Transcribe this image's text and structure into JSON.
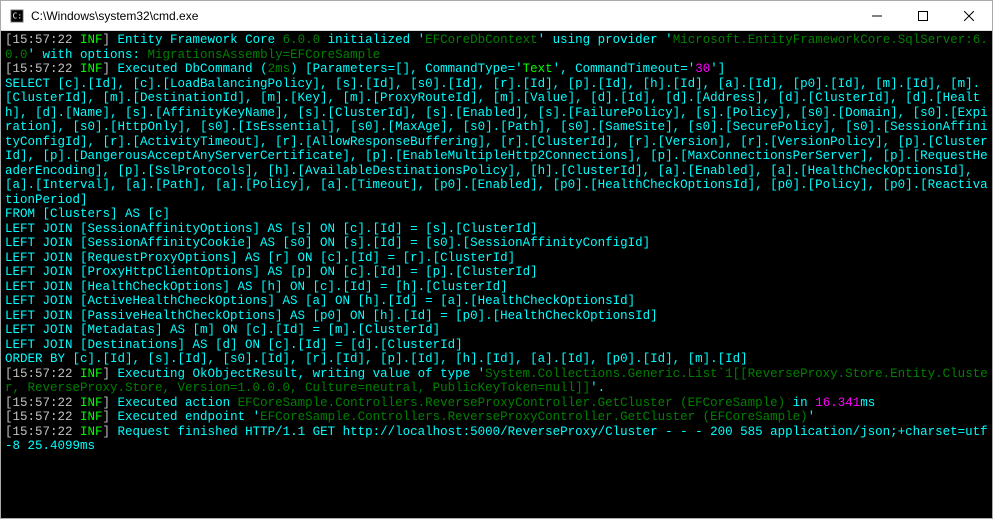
{
  "window": {
    "title": "C:\\Windows\\system32\\cmd.exe"
  },
  "log": {
    "l1_ts": "[15:57:22 ",
    "l1_inf": "INF",
    "l1_ts2": "] ",
    "l1_body": "Entity Framework Core ",
    "l1_ver": "6.0.0",
    "l1_body2": " initialized '",
    "l1_ctx": "EFCoreDbContext",
    "l1_body3": "' using provider '",
    "l1_prov": "Microsoft.EntityFrameworkCore.SqlServer:6.0.0",
    "l1_body4": "' with options: ",
    "l1_opts": "MigrationsAssembly=EFCoreSample ",
    "l2_ts": "[15:57:22 ",
    "l2_inf": "INF",
    "l2_ts2": "] ",
    "l2_body": "Executed DbCommand (",
    "l2_ms": "2ms",
    "l2_body2": ") [Parameters=[",
    "l2_params": "",
    "l2_body3": "], CommandType='",
    "l2_ct": "Text",
    "l2_body4": "', CommandTimeout='",
    "l2_cto": "30",
    "l2_body5": "']",
    "sql": "SELECT [c].[Id], [c].[LoadBalancingPolicy], [s].[Id], [s0].[Id], [r].[Id], [p].[Id], [h].[Id], [a].[Id], [p0].[Id], [m].[Id], [m].[ClusterId], [m].[DestinationId], [m].[Key], [m].[ProxyRouteId], [m].[Value], [d].[Id], [d].[Address], [d].[ClusterId], [d].[Health], [d].[Name], [s].[AffinityKeyName], [s].[ClusterId], [s].[Enabled], [s].[FailurePolicy], [s].[Policy], [s0].[Domain], [s0].[Expiration], [s0].[HttpOnly], [s0].[IsEssential], [s0].[MaxAge], [s0].[Path], [s0].[SameSite], [s0].[SecurePolicy], [s0].[SessionAffinityConfigId], [r].[ActivityTimeout], [r].[AllowResponseBuffering], [r].[ClusterId], [r].[Version], [r].[VersionPolicy], [p].[ClusterId], [p].[DangerousAcceptAnyServerCertificate], [p].[EnableMultipleHttp2Connections], [p].[MaxConnectionsPerServer], [p].[RequestHeaderEncoding], [p].[SslProtocols], [h].[AvailableDestinationsPolicy], [h].[ClusterId], [a].[Enabled], [a].[HealthCheckOptionsId], [a].[Interval], [a].[Path], [a].[Policy], [a].[Timeout], [p0].[Enabled], [p0].[HealthCheckOptionsId], [p0].[Policy], [p0].[ReactivationPeriod]\nFROM [Clusters] AS [c]\nLEFT JOIN [SessionAffinityOptions] AS [s] ON [c].[Id] = [s].[ClusterId]\nLEFT JOIN [SessionAffinityCookie] AS [s0] ON [s].[Id] = [s0].[SessionAffinityConfigId]\nLEFT JOIN [RequestProxyOptions] AS [r] ON [c].[Id] = [r].[ClusterId]\nLEFT JOIN [ProxyHttpClientOptions] AS [p] ON [c].[Id] = [p].[ClusterId]\nLEFT JOIN [HealthCheckOptions] AS [h] ON [c].[Id] = [h].[ClusterId]\nLEFT JOIN [ActiveHealthCheckOptions] AS [a] ON [h].[Id] = [a].[HealthCheckOptionsId]\nLEFT JOIN [PassiveHealthCheckOptions] AS [p0] ON [h].[Id] = [p0].[HealthCheckOptionsId]\nLEFT JOIN [Metadatas] AS [m] ON [c].[Id] = [m].[ClusterId]\nLEFT JOIN [Destinations] AS [d] ON [c].[Id] = [d].[ClusterId]\nORDER BY [c].[Id], [s].[Id], [s0].[Id], [r].[Id], [p].[Id], [h].[Id], [a].[Id], [p0].[Id], [m].[Id]",
    "l3_ts": "[15:57:22 ",
    "l3_inf": "INF",
    "l3_ts2": "] ",
    "l3_body": "Executing OkObjectResult, writing value of type '",
    "l3_type": "System.Collections.Generic.List`1[[ReverseProxy.Store.Entity.Cluster, ReverseProxy.Store, Version=1.0.0.0, Culture=neutral, PublicKeyToken=null]]",
    "l3_body2": "'.",
    "l4_ts": "[15:57:22 ",
    "l4_inf": "INF",
    "l4_ts2": "] ",
    "l4_body": "Executed action ",
    "l4_act": "EFCoreSample.Controllers.ReverseProxyController.GetCluster (EFCoreSample)",
    "l4_body2": " in ",
    "l4_time": "16.341",
    "l4_body3": "ms",
    "l5_ts": "[15:57:22 ",
    "l5_inf": "INF",
    "l5_ts2": "] ",
    "l5_body": "Executed endpoint '",
    "l5_ep": "EFCoreSample.Controllers.ReverseProxyController.GetCluster (EFCoreSample)",
    "l5_body2": "'",
    "l6_ts": "[15:57:22 ",
    "l6_inf": "INF",
    "l6_ts2": "] ",
    "l6_body": "Request finished HTTP/1.1 GET http://localhost:5000/ReverseProxy/Cluster - - - 200 585 application/json;+charset=utf-8 25.4099ms"
  }
}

--------------------------------

* TO DO
Leave out every picture and copy the rest of the records exactly.

* FULL RESPONSE
Transcribe this image's text and structure into JSON.
{
  "window": {
    "title": "C:\\Windows\\system32\\cmd.exe"
  },
  "log": {
    "l1_ts": "[15:57:22 ",
    "l1_inf": "INF",
    "l1_ts2": "] ",
    "l1_body": "Entity Framework Core ",
    "l1_ver": "6.0.0",
    "l1_body2": " initialized '",
    "l1_ctx": "EFCoreDbContext",
    "l1_body3": "' using provider '",
    "l1_prov": "Microsoft.EntityFrameworkCore.SqlServer:6.0.0",
    "l1_body4": "' with options: ",
    "l1_opts": "MigrationsAssembly=EFCoreSample ",
    "l2_ts": "[15:57:22 ",
    "l2_inf": "INF",
    "l2_ts2": "] ",
    "l2_body": "Executed DbCommand (",
    "l2_ms": "2ms",
    "l2_body2": ") [Parameters=[",
    "l2_params": "",
    "l2_body3": "], CommandType='",
    "l2_ct": "Text",
    "l2_body4": "', CommandTimeout='",
    "l2_cto": "30",
    "l2_body5": "']",
    "sql": "SELECT [c].[Id], [c].[LoadBalancingPolicy], [s].[Id], [s0].[Id], [r].[Id], [p].[Id], [h].[Id], [a].[Id], [p0].[Id], [m].[Id], [m].[ClusterId], [m].[DestinationId], [m].[Key], [m].[ProxyRouteId], [m].[Value], [d].[Id], [d].[Address], [d].[ClusterId], [d].[Health], [d].[Name], [s].[AffinityKeyName], [s].[ClusterId], [s].[Enabled], [s].[FailurePolicy], [s].[Policy], [s0].[Domain], [s0].[Expiration], [s0].[HttpOnly], [s0].[IsEssential], [s0].[MaxAge], [s0].[Path], [s0].[SameSite], [s0].[SecurePolicy], [s0].[SessionAffinityConfigId], [r].[ActivityTimeout], [r].[AllowResponseBuffering], [r].[ClusterId], [r].[Version], [r].[VersionPolicy], [p].[ClusterId], [p].[DangerousAcceptAnyServerCertificate], [p].[EnableMultipleHttp2Connections], [p].[MaxConnectionsPerServer], [p].[RequestHeaderEncoding], [p].[SslProtocols], [h].[AvailableDestinationsPolicy], [h].[ClusterId], [a].[Enabled], [a].[HealthCheckOptionsId], [a].[Interval], [a].[Path], [a].[Policy], [a].[Timeout], [p0].[Enabled], [p0].[HealthCheckOptionsId], [p0].[Policy], [p0].[ReactivationPeriod]\nFROM [Clusters] AS [c]\nLEFT JOIN [SessionAffinityOptions] AS [s] ON [c].[Id] = [s].[ClusterId]\nLEFT JOIN [SessionAffinityCookie] AS [s0] ON [s].[Id] = [s0].[SessionAffinityConfigId]\nLEFT JOIN [RequestProxyOptions] AS [r] ON [c].[Id] = [r].[ClusterId]\nLEFT JOIN [ProxyHttpClientOptions] AS [p] ON [c].[Id] = [p].[ClusterId]\nLEFT JOIN [HealthCheckOptions] AS [h] ON [c].[Id] = [h].[ClusterId]\nLEFT JOIN [ActiveHealthCheckOptions] AS [a] ON [h].[Id] = [a].[HealthCheckOptionsId]\nLEFT JOIN [PassiveHealthCheckOptions] AS [p0] ON [h].[Id] = [p0].[HealthCheckOptionsId]\nLEFT JOIN [Metadatas] AS [m] ON [c].[Id] = [m].[ClusterId]\nLEFT JOIN [Destinations] AS [d] ON [c].[Id] = [d].[ClusterId]\nORDER BY [c].[Id], [s].[Id], [s0].[Id], [r].[Id], [p].[Id], [h].[Id], [a].[Id], [p0].[Id], [m].[Id]",
    "l3_ts": "[15:57:22 ",
    "l3_inf": "INF",
    "l3_ts2": "] ",
    "l3_body": "Executing OkObjectResult, writing value of type '",
    "l3_type": "System.Collections.Generic.List`1[[ReverseProxy.Store.Entity.Cluster, ReverseProxy.Store, Version=1.0.0.0, Culture=neutral, PublicKeyToken=null]]",
    "l3_body2": "'.",
    "l4_ts": "[15:57:22 ",
    "l4_inf": "INF",
    "l4_ts2": "] ",
    "l4_body": "Executed action ",
    "l4_act": "EFCoreSample.Controllers.ReverseProxyController.GetCluster (EFCoreSample)",
    "l4_body2": " in ",
    "l4_time": "16.341",
    "l4_body3": "ms",
    "l5_ts": "[15:57:22 ",
    "l5_inf": "INF",
    "l5_ts2": "] ",
    "l5_body": "Executed endpoint '",
    "l5_ep": "EFCoreSample.Controllers.ReverseProxyController.GetCluster (EFCoreSample)",
    "l5_body2": "'",
    "l6_ts": "[15:57:22 ",
    "l6_inf": "INF",
    "l6_ts2": "] ",
    "l6_body": "Request finished HTTP/1.1 GET http://localhost:5000/ReverseProxy/Cluster - - - 200 585 application/json;+charset=utf-8 25.4099ms"
  }
}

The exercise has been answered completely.